RECORDS SHOWN —
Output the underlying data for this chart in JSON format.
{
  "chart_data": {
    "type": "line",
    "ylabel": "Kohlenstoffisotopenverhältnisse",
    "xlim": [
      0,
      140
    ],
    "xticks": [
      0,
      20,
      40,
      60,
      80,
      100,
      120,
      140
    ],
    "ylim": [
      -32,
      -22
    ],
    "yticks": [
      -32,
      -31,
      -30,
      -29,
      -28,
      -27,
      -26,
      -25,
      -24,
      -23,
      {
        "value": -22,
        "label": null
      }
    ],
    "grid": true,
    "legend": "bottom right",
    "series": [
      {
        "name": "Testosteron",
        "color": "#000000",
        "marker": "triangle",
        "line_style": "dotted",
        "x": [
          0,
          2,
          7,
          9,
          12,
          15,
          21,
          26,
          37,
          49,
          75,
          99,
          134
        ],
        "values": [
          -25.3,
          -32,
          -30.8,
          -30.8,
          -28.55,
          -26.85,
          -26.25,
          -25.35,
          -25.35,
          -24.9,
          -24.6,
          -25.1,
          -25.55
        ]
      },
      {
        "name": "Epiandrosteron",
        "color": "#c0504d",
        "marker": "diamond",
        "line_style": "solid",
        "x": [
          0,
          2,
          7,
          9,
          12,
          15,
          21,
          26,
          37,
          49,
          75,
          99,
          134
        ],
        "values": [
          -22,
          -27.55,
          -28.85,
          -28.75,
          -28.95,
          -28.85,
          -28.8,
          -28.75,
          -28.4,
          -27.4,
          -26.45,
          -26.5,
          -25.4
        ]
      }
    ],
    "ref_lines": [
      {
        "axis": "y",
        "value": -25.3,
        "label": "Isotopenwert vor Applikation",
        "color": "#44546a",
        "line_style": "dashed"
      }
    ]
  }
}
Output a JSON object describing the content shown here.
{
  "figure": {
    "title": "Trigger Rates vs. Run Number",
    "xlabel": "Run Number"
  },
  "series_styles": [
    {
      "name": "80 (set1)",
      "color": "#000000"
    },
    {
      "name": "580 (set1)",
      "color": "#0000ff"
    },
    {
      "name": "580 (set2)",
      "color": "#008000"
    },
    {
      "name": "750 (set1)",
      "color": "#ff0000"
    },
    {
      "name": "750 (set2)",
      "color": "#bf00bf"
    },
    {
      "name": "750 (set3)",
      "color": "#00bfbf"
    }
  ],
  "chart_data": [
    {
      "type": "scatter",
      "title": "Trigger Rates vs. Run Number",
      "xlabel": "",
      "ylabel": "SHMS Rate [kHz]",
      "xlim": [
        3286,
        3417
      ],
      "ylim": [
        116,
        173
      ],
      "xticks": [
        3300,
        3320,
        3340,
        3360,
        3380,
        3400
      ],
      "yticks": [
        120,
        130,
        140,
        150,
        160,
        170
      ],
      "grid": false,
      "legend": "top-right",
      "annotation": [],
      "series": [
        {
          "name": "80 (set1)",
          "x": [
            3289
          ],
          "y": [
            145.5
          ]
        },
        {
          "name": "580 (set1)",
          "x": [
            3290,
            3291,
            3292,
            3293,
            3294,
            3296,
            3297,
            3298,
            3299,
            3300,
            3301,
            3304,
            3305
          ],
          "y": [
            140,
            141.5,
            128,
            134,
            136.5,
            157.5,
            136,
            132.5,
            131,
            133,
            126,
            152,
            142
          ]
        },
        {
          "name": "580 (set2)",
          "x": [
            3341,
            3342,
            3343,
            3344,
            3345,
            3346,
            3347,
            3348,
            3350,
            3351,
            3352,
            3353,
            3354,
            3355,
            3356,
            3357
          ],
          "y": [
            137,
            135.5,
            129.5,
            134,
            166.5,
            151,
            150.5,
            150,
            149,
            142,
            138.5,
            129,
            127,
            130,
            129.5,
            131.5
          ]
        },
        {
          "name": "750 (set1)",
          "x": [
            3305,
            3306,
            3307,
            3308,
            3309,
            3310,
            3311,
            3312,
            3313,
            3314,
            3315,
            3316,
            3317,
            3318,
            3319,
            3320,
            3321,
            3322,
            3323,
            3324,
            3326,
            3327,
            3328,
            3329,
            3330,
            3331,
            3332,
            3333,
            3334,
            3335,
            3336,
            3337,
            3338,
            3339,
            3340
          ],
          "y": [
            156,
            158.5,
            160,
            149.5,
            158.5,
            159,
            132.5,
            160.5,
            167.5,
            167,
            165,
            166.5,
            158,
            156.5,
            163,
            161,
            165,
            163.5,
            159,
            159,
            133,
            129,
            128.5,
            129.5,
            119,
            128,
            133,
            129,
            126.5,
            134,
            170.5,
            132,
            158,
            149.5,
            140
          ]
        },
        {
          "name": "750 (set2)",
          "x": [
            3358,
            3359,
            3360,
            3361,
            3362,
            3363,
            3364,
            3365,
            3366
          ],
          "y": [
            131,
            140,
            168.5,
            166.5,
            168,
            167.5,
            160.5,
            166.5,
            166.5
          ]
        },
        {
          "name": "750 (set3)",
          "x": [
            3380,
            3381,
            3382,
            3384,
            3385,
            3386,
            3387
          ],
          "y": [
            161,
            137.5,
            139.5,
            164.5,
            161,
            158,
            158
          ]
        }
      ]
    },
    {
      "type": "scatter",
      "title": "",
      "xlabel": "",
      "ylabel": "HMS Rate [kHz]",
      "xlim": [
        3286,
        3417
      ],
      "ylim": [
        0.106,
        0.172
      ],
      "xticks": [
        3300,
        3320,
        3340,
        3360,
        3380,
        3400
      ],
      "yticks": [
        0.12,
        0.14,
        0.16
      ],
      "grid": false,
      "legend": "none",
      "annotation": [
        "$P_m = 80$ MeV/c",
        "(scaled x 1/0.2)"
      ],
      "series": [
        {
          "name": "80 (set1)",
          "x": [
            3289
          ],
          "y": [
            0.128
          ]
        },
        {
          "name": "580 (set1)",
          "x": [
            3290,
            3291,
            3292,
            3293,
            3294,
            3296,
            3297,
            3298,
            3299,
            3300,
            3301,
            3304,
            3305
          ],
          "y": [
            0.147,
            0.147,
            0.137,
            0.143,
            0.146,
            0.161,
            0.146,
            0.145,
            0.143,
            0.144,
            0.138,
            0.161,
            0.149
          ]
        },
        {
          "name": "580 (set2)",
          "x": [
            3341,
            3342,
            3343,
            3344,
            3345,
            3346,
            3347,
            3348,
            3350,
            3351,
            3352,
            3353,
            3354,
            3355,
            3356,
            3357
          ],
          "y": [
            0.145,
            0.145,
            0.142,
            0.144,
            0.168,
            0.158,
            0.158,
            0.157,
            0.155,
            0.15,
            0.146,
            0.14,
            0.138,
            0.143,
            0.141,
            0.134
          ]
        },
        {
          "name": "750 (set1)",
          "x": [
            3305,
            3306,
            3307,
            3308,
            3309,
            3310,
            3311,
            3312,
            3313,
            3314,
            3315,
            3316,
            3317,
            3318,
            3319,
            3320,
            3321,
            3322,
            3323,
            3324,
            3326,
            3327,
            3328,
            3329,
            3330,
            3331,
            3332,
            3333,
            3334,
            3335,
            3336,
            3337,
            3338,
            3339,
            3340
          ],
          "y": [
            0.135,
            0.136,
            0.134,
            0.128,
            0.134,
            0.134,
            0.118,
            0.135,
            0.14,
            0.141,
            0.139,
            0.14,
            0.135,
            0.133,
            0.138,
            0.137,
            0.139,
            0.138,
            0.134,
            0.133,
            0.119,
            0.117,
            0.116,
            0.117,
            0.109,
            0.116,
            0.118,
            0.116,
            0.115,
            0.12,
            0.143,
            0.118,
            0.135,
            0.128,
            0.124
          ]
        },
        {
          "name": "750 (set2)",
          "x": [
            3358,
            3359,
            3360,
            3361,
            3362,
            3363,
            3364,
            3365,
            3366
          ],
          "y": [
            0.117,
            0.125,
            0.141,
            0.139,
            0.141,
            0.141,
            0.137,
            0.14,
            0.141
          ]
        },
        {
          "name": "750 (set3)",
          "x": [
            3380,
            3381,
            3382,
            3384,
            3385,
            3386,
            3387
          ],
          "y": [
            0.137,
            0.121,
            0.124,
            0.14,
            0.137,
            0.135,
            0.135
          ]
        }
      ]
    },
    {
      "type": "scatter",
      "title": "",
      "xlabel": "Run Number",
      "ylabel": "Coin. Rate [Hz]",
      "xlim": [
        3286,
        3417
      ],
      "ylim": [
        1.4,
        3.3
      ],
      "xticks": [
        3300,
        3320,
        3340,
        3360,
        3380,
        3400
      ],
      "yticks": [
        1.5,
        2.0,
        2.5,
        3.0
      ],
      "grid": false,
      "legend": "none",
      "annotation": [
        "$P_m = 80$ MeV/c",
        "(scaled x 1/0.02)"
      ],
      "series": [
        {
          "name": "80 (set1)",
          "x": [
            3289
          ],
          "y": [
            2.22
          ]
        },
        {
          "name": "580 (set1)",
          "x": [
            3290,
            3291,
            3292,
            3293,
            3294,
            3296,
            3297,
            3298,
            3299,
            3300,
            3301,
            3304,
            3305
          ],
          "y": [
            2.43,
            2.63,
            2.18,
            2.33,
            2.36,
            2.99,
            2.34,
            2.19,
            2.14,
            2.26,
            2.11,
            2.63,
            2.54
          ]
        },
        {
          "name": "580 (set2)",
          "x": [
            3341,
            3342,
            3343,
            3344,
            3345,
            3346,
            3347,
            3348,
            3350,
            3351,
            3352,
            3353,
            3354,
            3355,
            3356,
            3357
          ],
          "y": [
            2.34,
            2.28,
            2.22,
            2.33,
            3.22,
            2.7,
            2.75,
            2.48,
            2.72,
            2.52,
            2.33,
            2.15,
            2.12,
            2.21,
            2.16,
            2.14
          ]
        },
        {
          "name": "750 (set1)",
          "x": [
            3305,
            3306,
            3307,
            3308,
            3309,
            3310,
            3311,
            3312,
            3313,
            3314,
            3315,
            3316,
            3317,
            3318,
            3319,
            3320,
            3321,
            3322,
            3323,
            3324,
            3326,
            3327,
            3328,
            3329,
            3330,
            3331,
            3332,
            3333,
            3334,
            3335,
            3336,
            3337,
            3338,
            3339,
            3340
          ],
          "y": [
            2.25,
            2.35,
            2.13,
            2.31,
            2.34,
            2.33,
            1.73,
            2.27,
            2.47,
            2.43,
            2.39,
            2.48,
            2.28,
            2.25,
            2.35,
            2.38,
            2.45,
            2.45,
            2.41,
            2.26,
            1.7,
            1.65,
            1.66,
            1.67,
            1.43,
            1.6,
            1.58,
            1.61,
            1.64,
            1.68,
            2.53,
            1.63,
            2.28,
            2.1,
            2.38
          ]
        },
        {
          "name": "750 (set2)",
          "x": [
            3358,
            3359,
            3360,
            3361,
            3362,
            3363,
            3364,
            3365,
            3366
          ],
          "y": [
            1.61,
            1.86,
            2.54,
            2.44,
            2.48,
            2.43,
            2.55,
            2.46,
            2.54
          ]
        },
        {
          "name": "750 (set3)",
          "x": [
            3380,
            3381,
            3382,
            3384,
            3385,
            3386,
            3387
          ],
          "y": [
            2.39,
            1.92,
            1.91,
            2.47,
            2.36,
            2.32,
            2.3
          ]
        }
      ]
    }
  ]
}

YOUR TASK —
Scan the listing above and identify each line holding the string "color"; copy every such line.

CORRECT OUTPUT —
        "color": "#000000",
        "color": "#c0504d",
        "color": "#44546a",
      "color": "#000000"
      "color": "#0000ff"
      "color": "#008000"
      "color": "#ff0000"
      "color": "#bf00bf"
      "color": "#00bfbf"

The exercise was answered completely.